PASSAGE TO READ:

================================

Denmark–Ukraine relations are the current and historical relations between Denmark and Ukraine. Denmark recognized Ukraine on 31 December 1991, and diplomatic relations were established on 12 February 1992.

Denmark supports Ukraine in line with the Eastern Partnership and has contributed to reforming various Ukrainian sectors. Denmark has been described as a key partner for Ukraine. Denmark is a member of the NATO and EU, which Ukraine applied for in 2022. Both countries are members of the Council of Europe and the United Nations.

Denmark has since the Russian invasion of Ukraine aided the Armed Forces of Ukraine with around 8.5 billion euros.

==Early ties==
In 1918 or 1919, Denmark recognized the Ukrainian People's Republic.

From 1921 to 1991, Ukraine was part of the Soviet Union as the Ukrainian Soviet Socialist Republic. Denmark on the other hand is member of the Western Bloc, being a founding member of NATO. The two countries had no official ties during this period and diplomacy was conducted with the Soviet Union in the Danish embassy in Moscow.

Following the independence of Ukraine on 24 August 1991, Denmark recognized the latter on 31 December 1991. Formal diplomatic relations was established weeks later, on 12 February 1992.

================================

EXTRACTED MATERIAL:
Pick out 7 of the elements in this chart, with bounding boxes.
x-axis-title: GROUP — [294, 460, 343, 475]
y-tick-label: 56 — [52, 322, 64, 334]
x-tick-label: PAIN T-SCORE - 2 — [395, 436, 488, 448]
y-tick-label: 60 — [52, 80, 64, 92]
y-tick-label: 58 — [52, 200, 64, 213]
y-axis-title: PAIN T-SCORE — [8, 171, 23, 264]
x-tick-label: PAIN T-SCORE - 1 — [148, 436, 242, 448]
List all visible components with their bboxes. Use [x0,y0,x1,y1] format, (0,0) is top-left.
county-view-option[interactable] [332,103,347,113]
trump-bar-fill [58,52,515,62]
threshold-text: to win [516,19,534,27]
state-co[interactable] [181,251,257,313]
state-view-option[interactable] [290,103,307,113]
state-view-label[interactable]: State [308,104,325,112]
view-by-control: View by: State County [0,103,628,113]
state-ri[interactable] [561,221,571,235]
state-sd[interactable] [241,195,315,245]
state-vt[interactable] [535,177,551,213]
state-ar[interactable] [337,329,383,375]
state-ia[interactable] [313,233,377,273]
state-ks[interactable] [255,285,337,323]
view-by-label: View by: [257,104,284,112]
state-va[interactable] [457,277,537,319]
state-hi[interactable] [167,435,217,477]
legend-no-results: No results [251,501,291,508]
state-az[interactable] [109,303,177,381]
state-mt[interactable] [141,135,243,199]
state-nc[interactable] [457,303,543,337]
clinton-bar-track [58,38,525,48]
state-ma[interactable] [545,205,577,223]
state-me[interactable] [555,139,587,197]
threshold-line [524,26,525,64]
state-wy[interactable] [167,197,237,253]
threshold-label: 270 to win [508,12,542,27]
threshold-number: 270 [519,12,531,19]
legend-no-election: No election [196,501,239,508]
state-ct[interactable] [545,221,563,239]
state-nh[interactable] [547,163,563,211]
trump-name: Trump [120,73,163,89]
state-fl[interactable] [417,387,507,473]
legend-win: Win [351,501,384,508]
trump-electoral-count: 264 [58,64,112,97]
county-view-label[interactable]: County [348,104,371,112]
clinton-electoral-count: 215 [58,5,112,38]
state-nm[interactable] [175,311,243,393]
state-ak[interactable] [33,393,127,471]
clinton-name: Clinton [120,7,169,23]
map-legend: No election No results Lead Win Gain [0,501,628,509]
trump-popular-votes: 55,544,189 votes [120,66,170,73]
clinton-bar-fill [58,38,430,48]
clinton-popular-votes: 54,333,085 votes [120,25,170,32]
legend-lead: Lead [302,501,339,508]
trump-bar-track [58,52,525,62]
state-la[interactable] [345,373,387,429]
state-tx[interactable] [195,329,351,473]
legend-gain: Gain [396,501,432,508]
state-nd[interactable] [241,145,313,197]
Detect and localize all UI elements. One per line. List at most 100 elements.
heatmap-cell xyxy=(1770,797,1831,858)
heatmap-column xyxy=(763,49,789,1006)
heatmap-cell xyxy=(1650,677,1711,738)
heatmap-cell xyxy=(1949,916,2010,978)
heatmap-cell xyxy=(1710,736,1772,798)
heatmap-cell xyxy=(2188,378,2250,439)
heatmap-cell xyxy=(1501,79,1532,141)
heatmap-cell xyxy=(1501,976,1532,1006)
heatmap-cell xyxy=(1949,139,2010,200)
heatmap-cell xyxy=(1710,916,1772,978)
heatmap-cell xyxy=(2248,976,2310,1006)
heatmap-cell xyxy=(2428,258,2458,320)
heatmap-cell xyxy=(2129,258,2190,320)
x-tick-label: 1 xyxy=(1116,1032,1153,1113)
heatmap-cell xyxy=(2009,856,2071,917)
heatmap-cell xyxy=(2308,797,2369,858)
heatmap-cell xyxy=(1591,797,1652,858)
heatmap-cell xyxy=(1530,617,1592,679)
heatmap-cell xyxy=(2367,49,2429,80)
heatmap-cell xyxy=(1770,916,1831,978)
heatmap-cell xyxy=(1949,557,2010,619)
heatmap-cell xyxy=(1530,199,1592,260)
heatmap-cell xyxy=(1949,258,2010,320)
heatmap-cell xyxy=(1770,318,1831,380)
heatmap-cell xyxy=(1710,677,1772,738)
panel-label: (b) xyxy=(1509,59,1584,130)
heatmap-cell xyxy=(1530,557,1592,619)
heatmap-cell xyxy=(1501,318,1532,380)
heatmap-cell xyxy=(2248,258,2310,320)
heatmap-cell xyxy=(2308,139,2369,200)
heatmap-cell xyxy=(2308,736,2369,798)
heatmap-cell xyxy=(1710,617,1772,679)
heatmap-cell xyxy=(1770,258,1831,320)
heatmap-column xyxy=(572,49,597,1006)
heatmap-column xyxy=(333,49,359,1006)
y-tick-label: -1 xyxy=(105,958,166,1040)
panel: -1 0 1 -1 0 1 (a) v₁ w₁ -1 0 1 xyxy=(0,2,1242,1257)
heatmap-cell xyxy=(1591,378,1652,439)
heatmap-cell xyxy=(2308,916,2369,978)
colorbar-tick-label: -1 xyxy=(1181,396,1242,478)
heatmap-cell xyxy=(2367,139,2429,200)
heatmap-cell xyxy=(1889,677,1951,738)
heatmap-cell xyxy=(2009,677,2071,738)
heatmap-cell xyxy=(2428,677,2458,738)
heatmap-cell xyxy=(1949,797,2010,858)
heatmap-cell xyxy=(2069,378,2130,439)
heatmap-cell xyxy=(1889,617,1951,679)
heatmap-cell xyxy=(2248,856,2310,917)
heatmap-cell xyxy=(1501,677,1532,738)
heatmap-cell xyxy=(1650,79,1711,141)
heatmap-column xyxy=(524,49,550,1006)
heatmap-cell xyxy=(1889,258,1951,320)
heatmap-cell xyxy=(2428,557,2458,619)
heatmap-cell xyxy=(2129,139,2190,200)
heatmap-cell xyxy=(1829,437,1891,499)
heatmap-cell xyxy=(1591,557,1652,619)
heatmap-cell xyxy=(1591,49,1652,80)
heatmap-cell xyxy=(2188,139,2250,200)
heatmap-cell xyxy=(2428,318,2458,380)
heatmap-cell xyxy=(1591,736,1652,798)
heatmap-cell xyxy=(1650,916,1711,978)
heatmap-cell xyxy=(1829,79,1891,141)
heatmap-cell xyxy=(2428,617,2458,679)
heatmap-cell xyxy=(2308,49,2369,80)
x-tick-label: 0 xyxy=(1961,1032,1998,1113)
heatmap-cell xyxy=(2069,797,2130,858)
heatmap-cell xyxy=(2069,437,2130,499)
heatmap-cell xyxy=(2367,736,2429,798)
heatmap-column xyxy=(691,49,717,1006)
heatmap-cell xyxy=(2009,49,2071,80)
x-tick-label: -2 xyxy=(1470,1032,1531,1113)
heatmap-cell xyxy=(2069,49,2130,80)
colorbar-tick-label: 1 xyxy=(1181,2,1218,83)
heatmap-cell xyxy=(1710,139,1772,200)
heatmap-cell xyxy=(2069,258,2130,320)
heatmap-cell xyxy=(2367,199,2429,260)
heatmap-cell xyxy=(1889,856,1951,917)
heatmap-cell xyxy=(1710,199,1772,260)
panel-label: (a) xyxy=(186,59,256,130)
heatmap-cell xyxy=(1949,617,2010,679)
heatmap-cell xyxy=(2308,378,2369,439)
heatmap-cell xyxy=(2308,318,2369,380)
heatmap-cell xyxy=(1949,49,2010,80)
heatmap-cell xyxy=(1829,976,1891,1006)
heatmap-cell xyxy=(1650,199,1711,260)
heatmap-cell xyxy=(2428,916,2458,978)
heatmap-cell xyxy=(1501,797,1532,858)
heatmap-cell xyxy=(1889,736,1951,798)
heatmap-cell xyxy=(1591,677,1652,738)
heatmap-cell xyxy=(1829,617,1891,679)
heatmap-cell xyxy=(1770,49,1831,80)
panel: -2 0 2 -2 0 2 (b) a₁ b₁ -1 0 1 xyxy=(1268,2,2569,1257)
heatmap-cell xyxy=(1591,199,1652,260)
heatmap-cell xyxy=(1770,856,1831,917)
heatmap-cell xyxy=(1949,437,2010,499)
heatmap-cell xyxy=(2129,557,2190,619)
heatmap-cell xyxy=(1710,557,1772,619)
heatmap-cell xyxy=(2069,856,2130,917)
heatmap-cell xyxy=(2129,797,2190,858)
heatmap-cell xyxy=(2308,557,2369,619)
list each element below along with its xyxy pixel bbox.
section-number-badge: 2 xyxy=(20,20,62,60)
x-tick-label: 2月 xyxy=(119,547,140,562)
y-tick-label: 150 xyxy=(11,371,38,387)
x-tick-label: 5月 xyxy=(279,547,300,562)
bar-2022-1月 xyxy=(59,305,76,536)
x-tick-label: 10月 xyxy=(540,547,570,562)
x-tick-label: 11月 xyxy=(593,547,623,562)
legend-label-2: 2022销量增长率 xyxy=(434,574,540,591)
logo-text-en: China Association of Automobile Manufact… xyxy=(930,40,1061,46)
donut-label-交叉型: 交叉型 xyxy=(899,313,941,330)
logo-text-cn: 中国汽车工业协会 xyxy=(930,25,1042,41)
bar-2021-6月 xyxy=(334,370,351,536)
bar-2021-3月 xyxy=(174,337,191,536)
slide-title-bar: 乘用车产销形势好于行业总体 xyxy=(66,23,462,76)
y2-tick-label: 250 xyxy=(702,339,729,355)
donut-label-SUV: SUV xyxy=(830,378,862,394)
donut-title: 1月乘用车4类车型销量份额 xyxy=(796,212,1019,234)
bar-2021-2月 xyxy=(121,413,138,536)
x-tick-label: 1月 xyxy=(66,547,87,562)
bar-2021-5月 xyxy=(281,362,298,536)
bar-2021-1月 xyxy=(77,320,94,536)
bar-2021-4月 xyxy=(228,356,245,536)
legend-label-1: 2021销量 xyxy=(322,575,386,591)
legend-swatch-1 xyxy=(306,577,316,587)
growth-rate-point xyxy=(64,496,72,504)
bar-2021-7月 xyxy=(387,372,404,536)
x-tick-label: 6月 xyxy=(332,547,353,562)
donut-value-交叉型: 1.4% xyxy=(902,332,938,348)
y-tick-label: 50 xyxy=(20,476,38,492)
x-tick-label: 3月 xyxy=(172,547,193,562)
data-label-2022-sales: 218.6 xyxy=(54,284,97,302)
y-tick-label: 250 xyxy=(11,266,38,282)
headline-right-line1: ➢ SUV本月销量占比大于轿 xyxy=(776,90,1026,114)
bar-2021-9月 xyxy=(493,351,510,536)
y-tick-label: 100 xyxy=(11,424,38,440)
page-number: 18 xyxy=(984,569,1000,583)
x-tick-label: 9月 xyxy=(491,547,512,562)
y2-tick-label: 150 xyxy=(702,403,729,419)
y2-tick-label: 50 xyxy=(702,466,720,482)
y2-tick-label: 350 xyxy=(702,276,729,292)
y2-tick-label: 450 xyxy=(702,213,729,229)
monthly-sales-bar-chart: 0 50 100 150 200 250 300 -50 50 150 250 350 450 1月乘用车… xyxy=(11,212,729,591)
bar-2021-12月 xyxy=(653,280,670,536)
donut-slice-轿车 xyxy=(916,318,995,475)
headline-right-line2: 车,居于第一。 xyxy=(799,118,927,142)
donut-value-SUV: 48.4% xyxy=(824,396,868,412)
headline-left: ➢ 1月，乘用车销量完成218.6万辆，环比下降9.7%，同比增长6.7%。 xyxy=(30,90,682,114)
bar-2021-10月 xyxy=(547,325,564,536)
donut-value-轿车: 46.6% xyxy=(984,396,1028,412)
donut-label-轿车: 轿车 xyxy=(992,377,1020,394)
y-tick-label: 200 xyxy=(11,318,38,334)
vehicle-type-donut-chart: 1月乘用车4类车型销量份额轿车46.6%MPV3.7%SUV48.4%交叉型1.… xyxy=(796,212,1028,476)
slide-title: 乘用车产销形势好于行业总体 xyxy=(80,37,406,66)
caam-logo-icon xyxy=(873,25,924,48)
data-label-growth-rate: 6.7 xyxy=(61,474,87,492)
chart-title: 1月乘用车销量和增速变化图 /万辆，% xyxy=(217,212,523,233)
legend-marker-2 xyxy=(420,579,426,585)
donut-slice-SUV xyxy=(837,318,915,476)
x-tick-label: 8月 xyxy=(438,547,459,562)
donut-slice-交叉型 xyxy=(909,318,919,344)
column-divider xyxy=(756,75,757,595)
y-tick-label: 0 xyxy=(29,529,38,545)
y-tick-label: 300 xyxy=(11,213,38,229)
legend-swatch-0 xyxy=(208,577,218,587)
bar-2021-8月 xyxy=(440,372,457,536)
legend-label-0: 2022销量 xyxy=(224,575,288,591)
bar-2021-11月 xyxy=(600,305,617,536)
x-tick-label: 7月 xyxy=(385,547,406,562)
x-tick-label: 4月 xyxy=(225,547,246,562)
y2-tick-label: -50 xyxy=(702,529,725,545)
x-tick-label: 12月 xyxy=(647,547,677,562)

================================

QUESTIONS:
- a) Summarize the text on Denmark–Ukraine relations in two sentences.
- b) Reproduce the portion of the Denmark–Ukraine relations text starting with "Denmark–Ukraine relations are" and going on through "established on 12 February 1992.".
The rows are separate material unrelated to the text on Denmark–Ukraine relations.

OUTPUTS FOR THE TASKS:
- a) Denmark recognized Ukraine on 31 December 1991, following Ukraine's independence on 24 August 1991, and the two countries established diplomatic relations on 12 February 1992. Denmark supports Ukraine in line with the Eastern Partnership, has contributed to reforming various Ukrainian sectors, and has aided the Armed Forces of Ukraine with around 8.5 billion euros since the Russian invasion.

- b)
Denmark–Ukraine relations are the current and historical relations between Denmark and Ukraine. Denmark recognized Ukraine on 31 December 1991, and diplomatic relations were established on 12 February 1992.